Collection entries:
------------------------------------------------

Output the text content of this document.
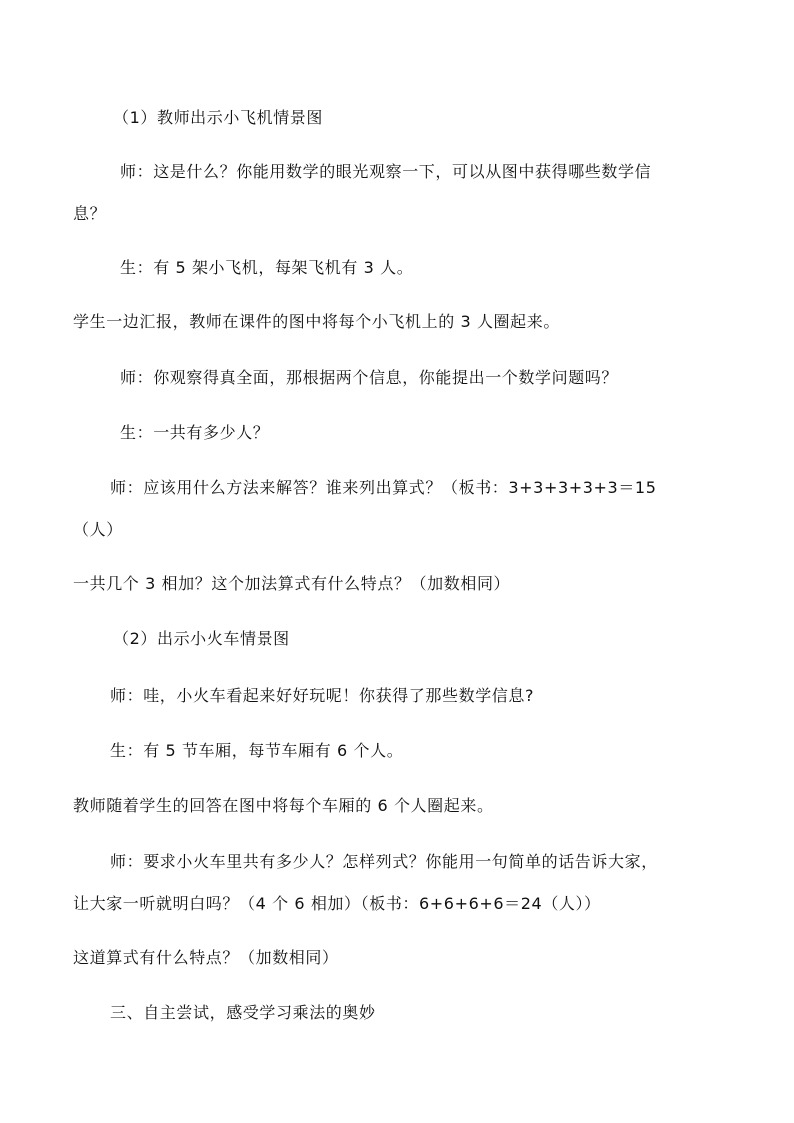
（1）教师出示小飞机情景图
师：这是什么？你能用数学的眼光观察一下，可以从图中获得哪些数学信
息？
生：有 5 架小飞机，每架飞机有 3 人。
学生一边汇报，教师在课件的图中将每个小飞机上的 3 人圈起来。
师：你观察得真全面，那根据两个信息，你能提出一个数学问题吗？
生：一共有多少人？
师：应该用什么方法来解答？谁来列出算式？（板书：3+3+3+3+3＝15
（人）
一共几个 3 相加？这个加法算式有什么特点？（加数相同）
（2）出示小火车情景图
师：哇，小火车看起来好好玩呢！你获得了那些数学信息?
生：有 5 节车厢，每节车厢有 6 个人。
教师随着学生的回答在图中将每个车厢的 6 个人圈起来。
师：要求小火车里共有多少人？怎样列式？你能用一句简单的话告诉大家，
让大家一听就明白吗？（4 个 6 相加）（板书：6+6+6+6＝24（人））
这道算式有什么特点？（加数相同）
三、自主尝试，感受学习乘法的奥妙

------------------------------------------------

_DO THIS_
Repeat every record precisely. Any picture among them stays out of the copy.

_RESULT BELOW_
Output the text content of this document.
（1）教师出示小飞机情景图
师：这是什么？你能用数学的眼光观察一下，可以从图中获得哪些数学信
息？
生：有 5 架小飞机，每架飞机有 3 人。
学生一边汇报，教师在课件的图中将每个小飞机上的 3 人圈起来。
师：你观察得真全面，那根据两个信息，你能提出一个数学问题吗？
生：一共有多少人？
师：应该用什么方法来解答？谁来列出算式？（板书：3+3+3+3+3＝15
（人）
一共几个 3 相加？这个加法算式有什么特点？（加数相同）
（2）出示小火车情景图
师：哇，小火车看起来好好玩呢！你获得了那些数学信息?
生：有 5 节车厢，每节车厢有 6 个人。
教师随着学生的回答在图中将每个车厢的 6 个人圈起来。
师：要求小火车里共有多少人？怎样列式？你能用一句简单的话告诉大家，
让大家一听就明白吗？（4 个 6 相加）（板书：6+6+6+6＝24（人））
这道算式有什么特点？（加数相同）
三、自主尝试，感受学习乘法的奥妙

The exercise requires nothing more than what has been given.